Problem requirements: Rewrite the lines as a numbered list, from the line with "nav-owner-register[interactable]: 业主注册 <box>1488" to the line with "contact-suffix: 咨询 <box>749", omitting blank lines.

Material for the task:
· · · ·

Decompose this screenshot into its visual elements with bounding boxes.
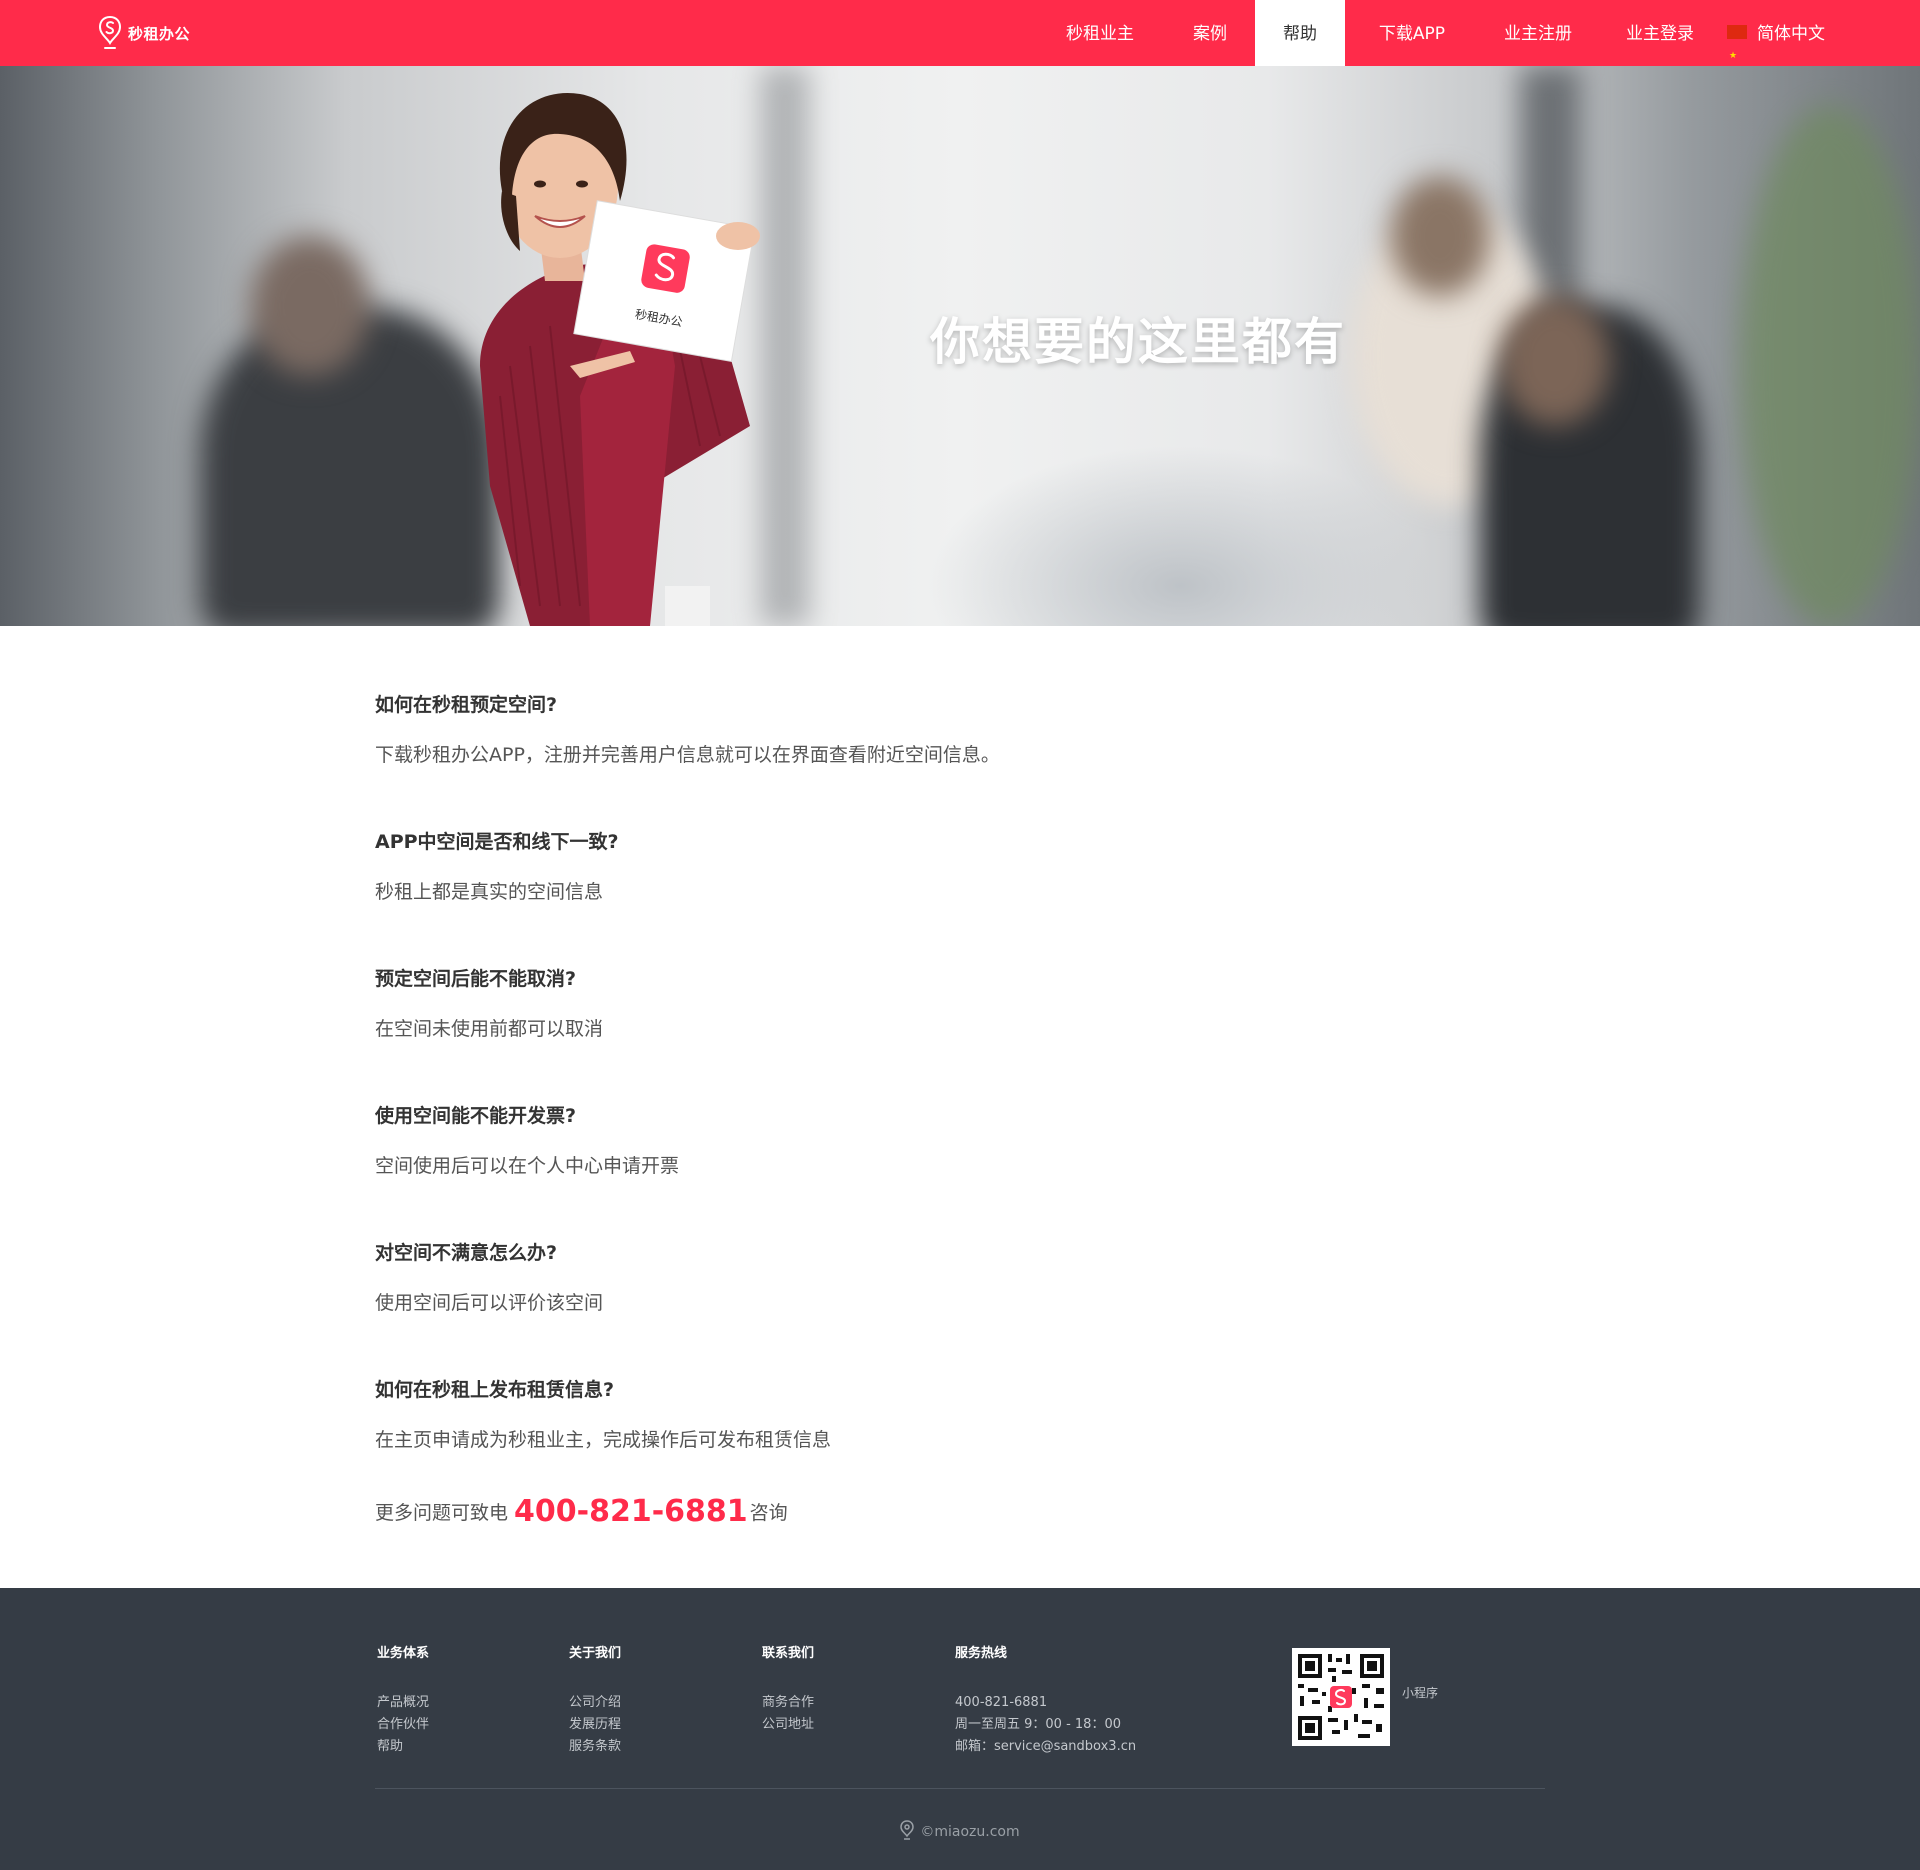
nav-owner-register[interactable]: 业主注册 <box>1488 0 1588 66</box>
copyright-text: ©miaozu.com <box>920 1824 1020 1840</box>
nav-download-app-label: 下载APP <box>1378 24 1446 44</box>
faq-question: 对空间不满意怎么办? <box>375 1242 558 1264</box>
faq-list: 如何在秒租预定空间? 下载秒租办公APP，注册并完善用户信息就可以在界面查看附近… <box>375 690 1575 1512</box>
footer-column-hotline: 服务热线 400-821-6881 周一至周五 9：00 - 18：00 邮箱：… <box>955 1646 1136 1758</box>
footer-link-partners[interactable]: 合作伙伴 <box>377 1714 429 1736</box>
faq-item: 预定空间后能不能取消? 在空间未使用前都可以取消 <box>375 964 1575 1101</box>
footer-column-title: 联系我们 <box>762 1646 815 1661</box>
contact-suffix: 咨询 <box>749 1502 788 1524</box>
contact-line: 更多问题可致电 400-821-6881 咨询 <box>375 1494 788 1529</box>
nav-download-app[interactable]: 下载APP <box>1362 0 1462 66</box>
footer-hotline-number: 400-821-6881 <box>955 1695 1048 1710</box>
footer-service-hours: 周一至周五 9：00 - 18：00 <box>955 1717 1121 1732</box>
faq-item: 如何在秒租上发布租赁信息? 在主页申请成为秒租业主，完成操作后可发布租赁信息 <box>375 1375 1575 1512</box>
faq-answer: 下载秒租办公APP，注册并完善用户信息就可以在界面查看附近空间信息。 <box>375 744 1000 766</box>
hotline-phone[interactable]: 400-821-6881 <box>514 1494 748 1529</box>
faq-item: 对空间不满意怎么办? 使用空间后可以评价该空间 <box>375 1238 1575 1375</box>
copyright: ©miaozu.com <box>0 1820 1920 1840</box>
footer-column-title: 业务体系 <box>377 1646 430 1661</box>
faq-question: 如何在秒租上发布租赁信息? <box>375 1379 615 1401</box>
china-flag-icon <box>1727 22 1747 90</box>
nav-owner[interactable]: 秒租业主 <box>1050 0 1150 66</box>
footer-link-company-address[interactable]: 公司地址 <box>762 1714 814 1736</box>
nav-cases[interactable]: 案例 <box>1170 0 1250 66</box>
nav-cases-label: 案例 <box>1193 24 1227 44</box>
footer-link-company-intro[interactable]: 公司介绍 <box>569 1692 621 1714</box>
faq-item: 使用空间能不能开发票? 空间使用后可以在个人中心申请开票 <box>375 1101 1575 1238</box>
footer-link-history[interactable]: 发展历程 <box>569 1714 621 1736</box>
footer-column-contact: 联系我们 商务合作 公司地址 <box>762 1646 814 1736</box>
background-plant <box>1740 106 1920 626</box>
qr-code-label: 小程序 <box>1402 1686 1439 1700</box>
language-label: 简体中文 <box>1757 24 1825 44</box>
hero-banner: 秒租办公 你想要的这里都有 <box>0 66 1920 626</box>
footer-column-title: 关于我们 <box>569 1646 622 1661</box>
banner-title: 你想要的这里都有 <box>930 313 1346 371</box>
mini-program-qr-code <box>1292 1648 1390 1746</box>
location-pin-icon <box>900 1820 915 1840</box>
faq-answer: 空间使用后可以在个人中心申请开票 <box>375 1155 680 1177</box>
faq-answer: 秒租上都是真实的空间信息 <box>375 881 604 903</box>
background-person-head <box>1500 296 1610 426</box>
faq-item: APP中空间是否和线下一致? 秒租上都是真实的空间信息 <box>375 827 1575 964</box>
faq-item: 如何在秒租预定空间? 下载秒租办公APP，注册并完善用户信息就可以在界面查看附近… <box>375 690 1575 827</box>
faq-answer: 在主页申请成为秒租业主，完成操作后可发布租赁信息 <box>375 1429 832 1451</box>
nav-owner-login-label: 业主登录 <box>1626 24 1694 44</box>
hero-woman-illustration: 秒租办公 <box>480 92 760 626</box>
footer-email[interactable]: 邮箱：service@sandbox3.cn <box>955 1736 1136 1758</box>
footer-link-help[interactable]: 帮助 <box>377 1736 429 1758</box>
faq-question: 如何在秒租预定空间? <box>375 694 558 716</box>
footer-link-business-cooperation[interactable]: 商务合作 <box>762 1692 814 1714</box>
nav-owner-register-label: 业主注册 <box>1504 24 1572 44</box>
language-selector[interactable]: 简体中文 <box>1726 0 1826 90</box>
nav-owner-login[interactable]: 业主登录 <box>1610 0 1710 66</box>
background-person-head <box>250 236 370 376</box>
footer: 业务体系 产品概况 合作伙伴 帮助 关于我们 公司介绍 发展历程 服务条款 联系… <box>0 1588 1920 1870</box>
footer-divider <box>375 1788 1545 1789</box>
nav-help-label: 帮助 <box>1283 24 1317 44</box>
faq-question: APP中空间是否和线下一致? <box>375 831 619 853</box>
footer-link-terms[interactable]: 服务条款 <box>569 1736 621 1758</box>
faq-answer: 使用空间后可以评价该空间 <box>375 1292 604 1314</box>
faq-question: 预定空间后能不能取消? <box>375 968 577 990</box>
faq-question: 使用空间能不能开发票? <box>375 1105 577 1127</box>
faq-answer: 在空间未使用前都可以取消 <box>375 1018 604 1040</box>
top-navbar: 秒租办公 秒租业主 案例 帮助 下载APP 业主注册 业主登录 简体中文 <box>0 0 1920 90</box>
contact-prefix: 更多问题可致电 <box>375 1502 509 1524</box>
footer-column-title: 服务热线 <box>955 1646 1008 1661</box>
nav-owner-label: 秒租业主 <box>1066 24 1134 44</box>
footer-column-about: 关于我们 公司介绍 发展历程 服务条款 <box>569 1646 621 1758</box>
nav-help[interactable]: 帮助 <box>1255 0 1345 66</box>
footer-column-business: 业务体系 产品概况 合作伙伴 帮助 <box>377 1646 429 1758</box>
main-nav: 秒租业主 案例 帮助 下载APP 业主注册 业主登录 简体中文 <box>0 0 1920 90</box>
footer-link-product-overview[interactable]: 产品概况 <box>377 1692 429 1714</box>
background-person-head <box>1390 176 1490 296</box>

· · · ·

Final result:
1. nav-owner-register[interactable]: 业主注册 <box>1488 0 1588 66</box>
2. copyright-text: ©miaozu.com <box>920 1824 1020 1840</box>
3. nav-download-app-label: 下载APP <box>1378 24 1446 44</box>
4. faq-question: 对空间不满意怎么办? <box>375 1242 558 1264</box>
5. faq-list: 如何在秒租预定空间? 下载秒租办公APP，注册并完善用户信息就可以在界面查看附近… <box>375 690 1575 1512</box>
6. footer-column-hotline: 服务热线 400-821-6881 周一至周五 9：00 - 18：00 邮箱：… <box>955 1646 1136 1758</box>
7. footer-link-partners[interactable]: 合作伙伴 <box>377 1714 429 1736</box>
8. faq-item: 预定空间后能不能取消? 在空间未使用前都可以取消 <box>375 964 1575 1101</box>
9. footer-column-title: 联系我们 <box>762 1646 815 1661</box>
10. contact-suffix: 咨询 <box>749 1502 788 1524</box>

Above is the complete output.